[Dataset records]

______________________________

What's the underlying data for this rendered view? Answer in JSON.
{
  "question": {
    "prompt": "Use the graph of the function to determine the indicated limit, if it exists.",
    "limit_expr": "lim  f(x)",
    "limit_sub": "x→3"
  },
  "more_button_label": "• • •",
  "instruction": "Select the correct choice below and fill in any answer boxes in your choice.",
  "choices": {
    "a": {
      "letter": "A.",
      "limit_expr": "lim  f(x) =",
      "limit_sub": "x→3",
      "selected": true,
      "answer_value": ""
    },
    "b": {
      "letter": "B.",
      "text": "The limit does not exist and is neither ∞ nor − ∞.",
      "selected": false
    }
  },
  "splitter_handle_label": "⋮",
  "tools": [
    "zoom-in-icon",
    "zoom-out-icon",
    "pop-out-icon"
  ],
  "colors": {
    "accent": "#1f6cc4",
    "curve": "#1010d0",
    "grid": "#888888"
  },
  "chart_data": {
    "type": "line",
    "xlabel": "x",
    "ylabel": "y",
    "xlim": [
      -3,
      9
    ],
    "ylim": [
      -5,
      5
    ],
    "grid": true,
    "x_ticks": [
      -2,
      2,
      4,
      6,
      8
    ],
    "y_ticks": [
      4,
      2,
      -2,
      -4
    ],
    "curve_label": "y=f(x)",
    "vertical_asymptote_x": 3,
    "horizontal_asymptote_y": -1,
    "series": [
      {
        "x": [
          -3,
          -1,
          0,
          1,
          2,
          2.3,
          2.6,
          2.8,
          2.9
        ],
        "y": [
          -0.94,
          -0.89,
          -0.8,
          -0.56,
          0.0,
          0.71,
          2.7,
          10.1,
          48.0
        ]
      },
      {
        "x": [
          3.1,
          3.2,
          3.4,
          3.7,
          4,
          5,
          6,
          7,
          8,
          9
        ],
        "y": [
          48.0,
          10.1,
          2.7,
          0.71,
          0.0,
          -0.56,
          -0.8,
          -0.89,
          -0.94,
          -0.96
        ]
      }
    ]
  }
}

______________________________

- Your instructions
Search the entries for the word "icon", then list each line that holds it.

- The reply
    "zoom-in-icon",
    "zoom-out-icon",
    "pop-out-icon"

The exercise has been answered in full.